**TASK:** Return each line containing "Model".

[Collection entries]
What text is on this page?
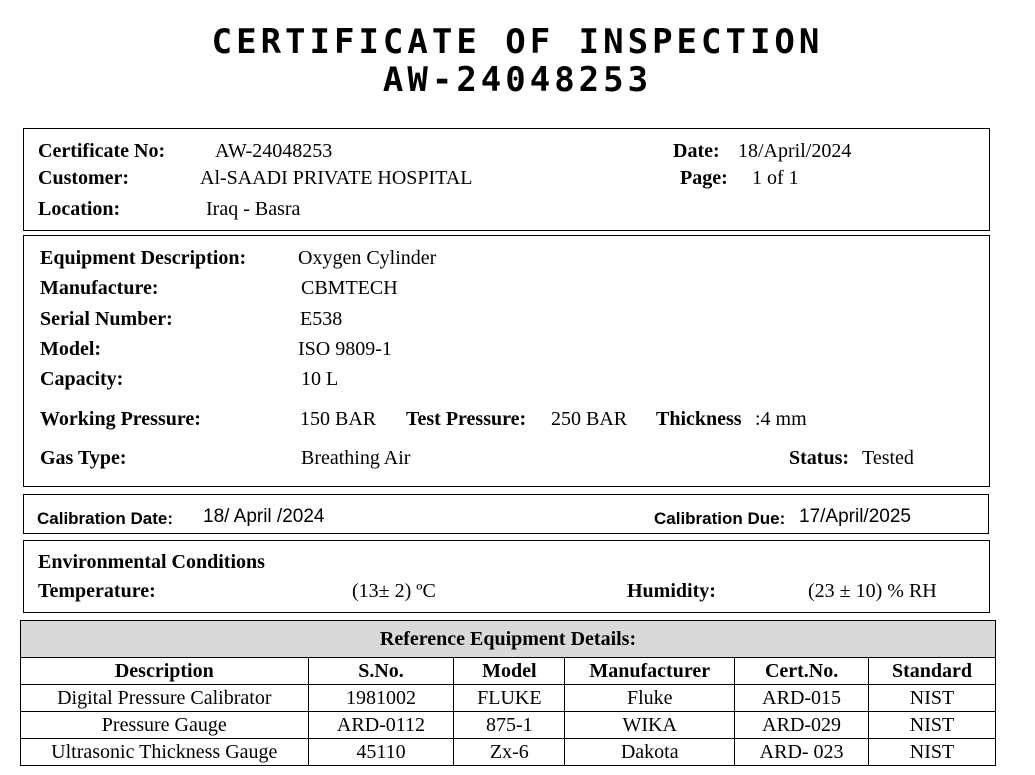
CERTIFICATE OF INSPECTION
AW-24048253
Certificate No: AW-24048253
Customer:	Al-SAADI PRIVATE HOSPITAL
Location:	Iraq - Basra
Date: 18/April/2024
Page: 1 of 1
Equipment Description:	Oxygen Cylinder
Manufacture:	CBMTECH
Serial Number:	E538
Model:	ISO 9809-1
Capacity:	10 L
Working Pressure:	150 BAR Test Pressure: 250 BAR Thickness :4 mm
Gas Type:	Breathing Air	Status: Tested
Calibration Date: 18/ April /2024	Calibration Due: 17/April/2025
Environmental Conditions
Temperature:	(13± 2) ºC	Humidity:	(23 ± 10) % RH
Reference Equipment Details:					
Description	S.No.	Model	Manufacturer	Cert.No.	Standard
Digital Pressure Calibrator	1981002	FLUKE	Fluke	ARD-015	NIST
Pressure Gauge	ARD-0112	875-1	WIKA	ARD-029	NIST
Ultrasonic Thickness Gauge	45110	Zx-6	Dakota	ARD- 023	NIST
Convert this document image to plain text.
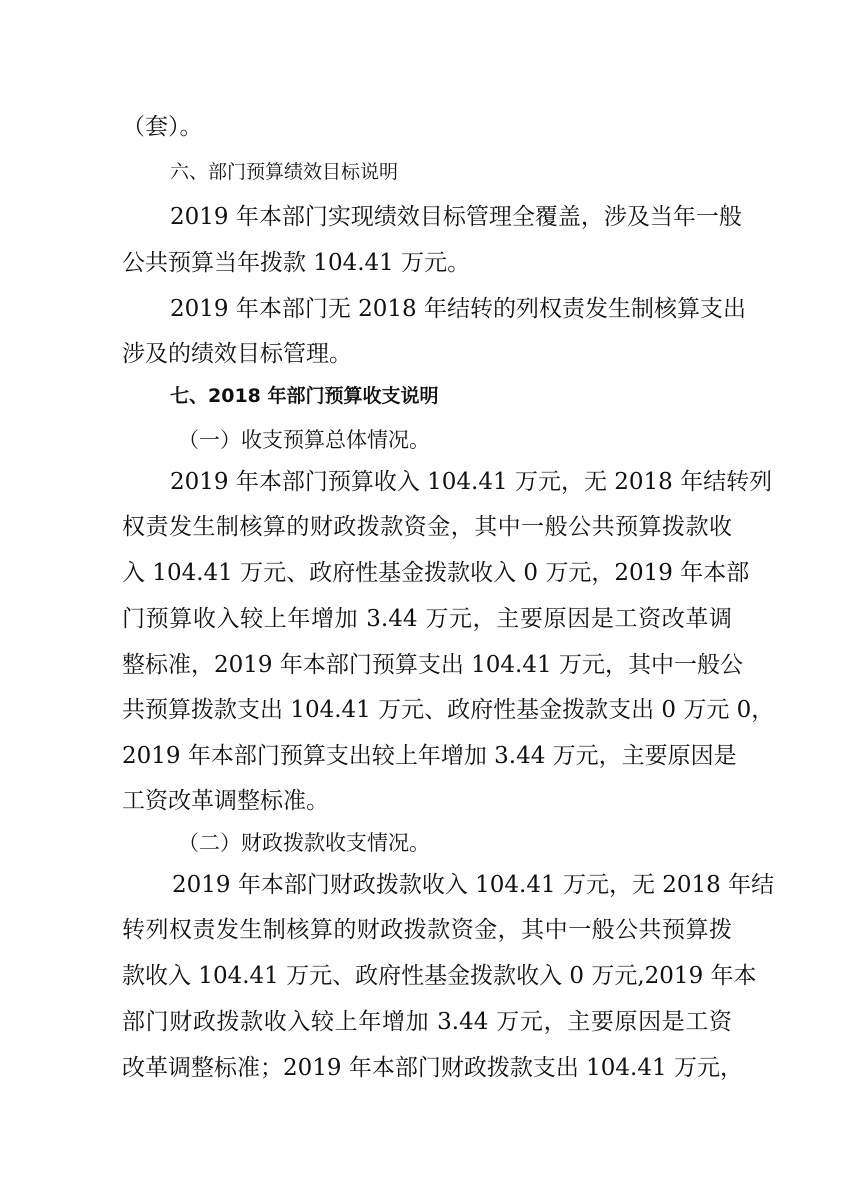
（套）。
六、部门预算绩效目标说明
2019 年本部门实现绩效目标管理全覆盖，涉及当年一般
公共预算当年拨款 104.41 万元。
2019 年本部门无 2018 年结转的列权责发生制核算支出
涉及的绩效目标管理。
七、2018 年部门预算收支说明
（一）收支预算总体情况。
2019 年本部门预算收入 104.41 万元，无 2018 年结转列
权责发生制核算的财政拨款资金，其中一般公共预算拨款收
入 104.41 万元、政府性基金拨款收入 0 万元，2019 年本部
门预算收入较上年增加 3.44 万元，主要原因是工资改革调
整标准，2019 年本部门预算支出 104.41 万元，其中一般公
共预算拨款支出 104.41 万元、政府性基金拨款支出 0 万元 0，
2019 年本部门预算支出较上年增加 3.44 万元，主要原因是
工资改革调整标准。
（二）财政拨款收支情况。
2019 年本部门财政拨款收入 104.41 万元，无 2018 年结
转列权责发生制核算的财政拨款资金，其中一般公共预算拨
款收入 104.41 万元、政府性基金拨款收入 0 万元,2019 年本
部门财政拨款收入较上年增加 3.44 万元，主要原因是工资
改革调整标准；2019 年本部门财政拨款支出 104.41 万元，
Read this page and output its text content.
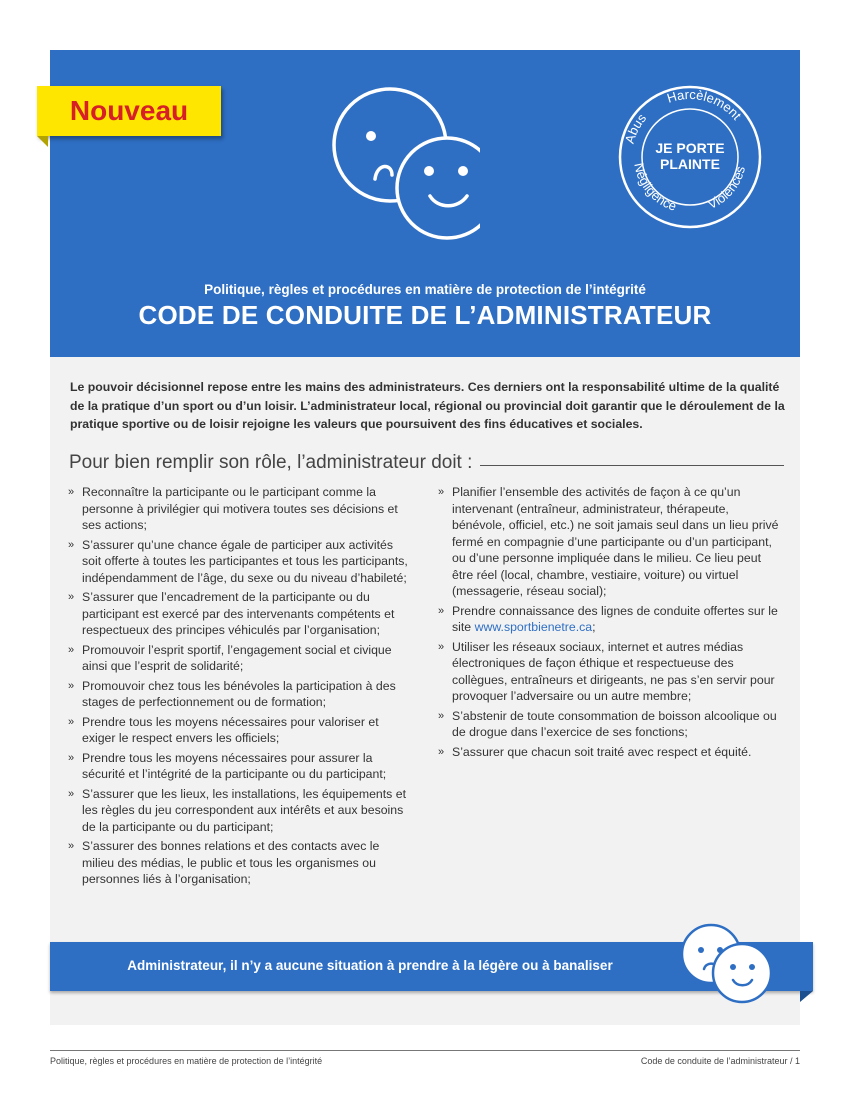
Nouveau
Abus
Harcèlement
Négligence Violences
JE PORTE
PLAINTE
Politique, règles et procédures en matière de protection de l’intégrité
CODE DE CONDUITE DE L’ADMINISTRATEUR
Le pouvoir décisionnel repose entre les mains des administrateurs. Ces derniers ont la responsabilité ultime de la qualité de la pratique d’un sport ou d’un loisir. L’administrateur local, régional ou provincial doit garantir que le déroulement de la pratique sportive ou de loisir rejoigne les valeurs que poursuivent des fins éducatives et sociales.
Pour bien remplir son rôle, l’administrateur doit :
» Reconnaître la participante ou le participant comme la personne à privilégier qui motivera toutes ses décisions et ses actions;
» S’assurer qu’une chance égale de participer aux activités soit offerte à toutes les participantes et tous les participants, indépendamment de l’âge, du sexe ou du niveau d’habileté;
» S’assurer que l’encadrement de la participante ou du participant est exercé par des intervenants compétents et respectueux des principes véhiculés par l’organisation;
» Promouvoir l’esprit sportif, l’engagement social et civique ainsi que l’esprit de solidarité;
» Promouvoir chez tous les bénévoles la participation à des stages de perfectionnement ou de formation;
» Prendre tous les moyens nécessaires pour valoriser et exiger le respect envers les officiels;
» Prendre tous les moyens nécessaires pour assurer la sécurité et l’intégrité de la participante ou du participant;
» S’assurer que les lieux, les installations, les équipements et les règles du jeu correspondent aux intérêts et aux besoins de la participante ou du participant;
» S’assurer des bonnes relations et des contacts avec le milieu des médias, le public et tous les organismes ou personnes liés à l’organisation;
» Planifier l’ensemble des activités de façon à ce qu’un intervenant (entraîneur, administrateur, thérapeute, bénévole, officiel, etc.) ne soit jamais seul dans un lieu privé fermé en compagnie d’une participante ou d’un participant, ou d’une personne impliquée dans le milieu. Ce lieu peut être réel (local, chambre, vestiaire, voiture) ou virtuel (messagerie, réseau social);
» Prendre connaissance des lignes de conduite offertes sur le site www.sportbienetre.ca;
» Utiliser les réseaux sociaux, internet et autres médias électroniques de façon éthique et respectueuse des collègues, entraîneurs et dirigeants, ne pas s’en servir pour provoquer l’adversaire ou un autre membre;
» S’abstenir de toute consommation de boisson alcoolique ou de drogue dans l’exercice de ses fonctions;
» S’assurer que chacun soit traité avec respect et équité.
Administrateur, il n’y a aucune situation à prendre à la légère ou à banaliser
Politique, règles et procédures en matière de protection de l’intégrité	Code de conduite de l’administrateur / 1
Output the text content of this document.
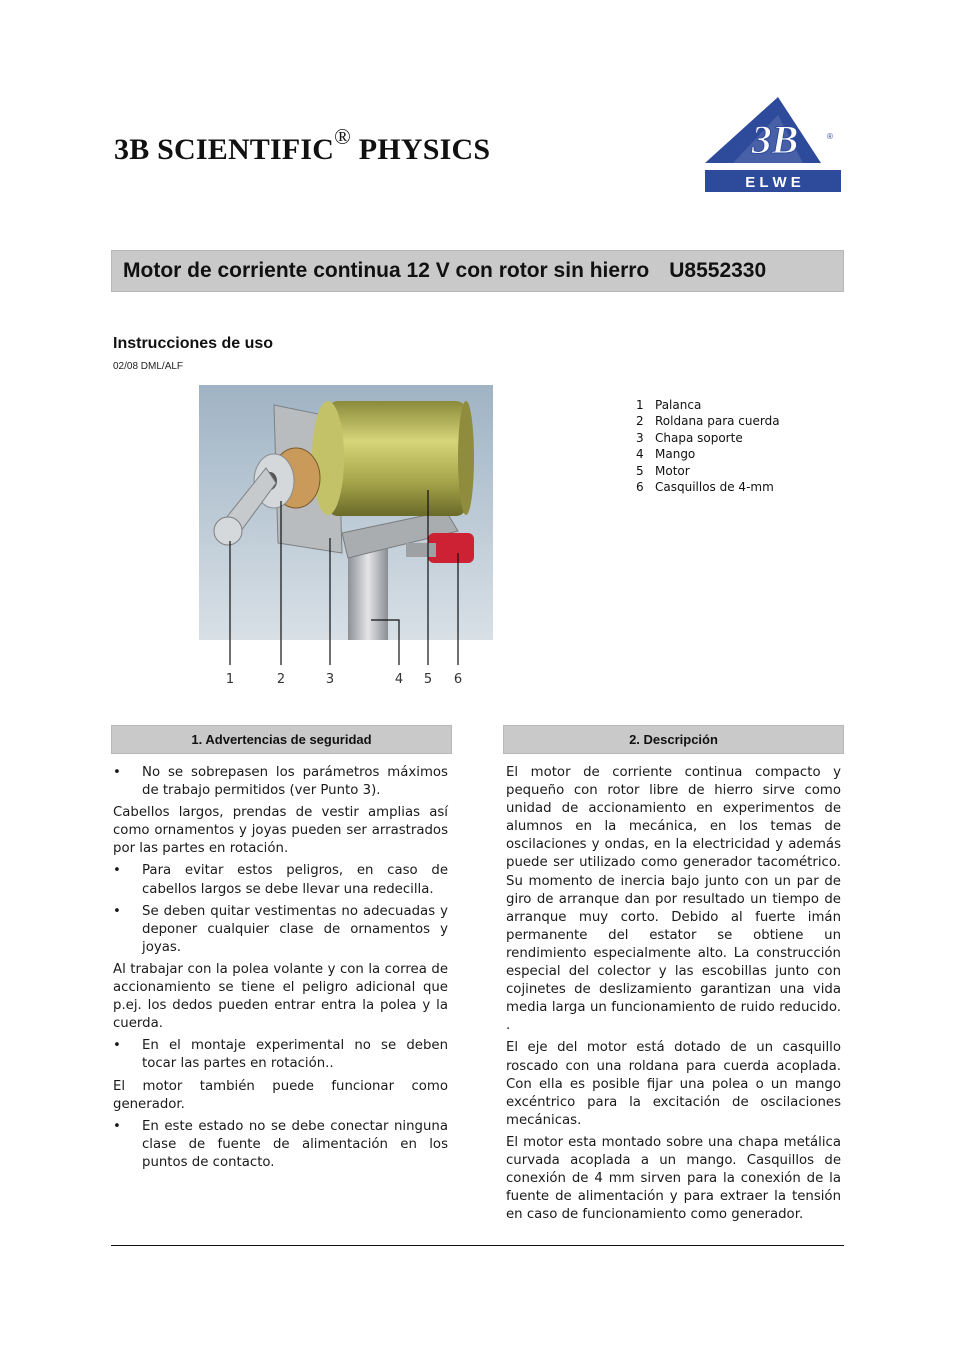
3B SCIENTIFIC® PHYSICS	3B	®
E L W E
Motor de corriente continua 12 V con rotor sin hierro U8552330
Instrucciones de uso
02/08 DML/ALF
1	2	3	4 5 6
1 Palanca
2 Roldana para cuerda
3 Chapa soporte
4 Mango
5 Motor
6 Casquillos de 4-mm
1. Advertencias de seguridad	2. Descripción
•	No se sobrepasen los parámetros máximos de trabajo permitidos (ver Punto 3).

Cabellos largos, prendas de vestir amplias así como ornamentos y joyas pueden ser arrastrados por las partes en rotación.

•	Para evitar estos peligros, en caso de cabellos largos se debe llevar una redecilla.
•	Se deben quitar vestimentas no adecuadas y deponer cualquier clase de ornamentos y joyas.

Al trabajar con la polea volante y con la correa de accionamiento se tiene el peligro adicional que p.ej. los dedos pueden entrar entra la polea y la cuerda.

•	En el montaje experimental no se deben tocar las partes en rotación..

El motor también puede funcionar como generador.

•	En este estado no se debe conectar ninguna clase de fuente de alimentación en los puntos de contacto.

El motor de corriente continua compacto y pequeño con rotor libre de hierro sirve como unidad de accionamiento en experimentos de alumnos en la mecánica, en los temas de oscilaciones y ondas, en la electricidad y además puede ser utilizado como generador tacométrico. Su momento de inercia bajo junto con un par de giro de arranque dan por resultado un tiempo de arranque muy corto. Debido al fuerte imán permanente del estator se obtiene un rendimiento especialmente alto. La construcción especial del colector y las escobillas junto con cojinetes de deslizamiento garantizan una vida media larga un funcionamiento de ruido reducido. .

El eje del motor está dotado de un casquillo roscado con una roldana para cuerda acoplada. Con ella es posible fijar una polea o un mango excéntrico para la excitación de oscilaciones mecánicas.

El motor esta montado sobre una chapa metálica curvada acoplada a un mango. Casquillos de conexión de 4 mm sirven para la conexión de la fuente de alimentación y para extraer la tensión en caso de funcionamiento como generador.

**FINAL RESULT:**
Model:	ISO 9809-1
Description	S.No.	Model	Manufacturer	Cert.No.	Standard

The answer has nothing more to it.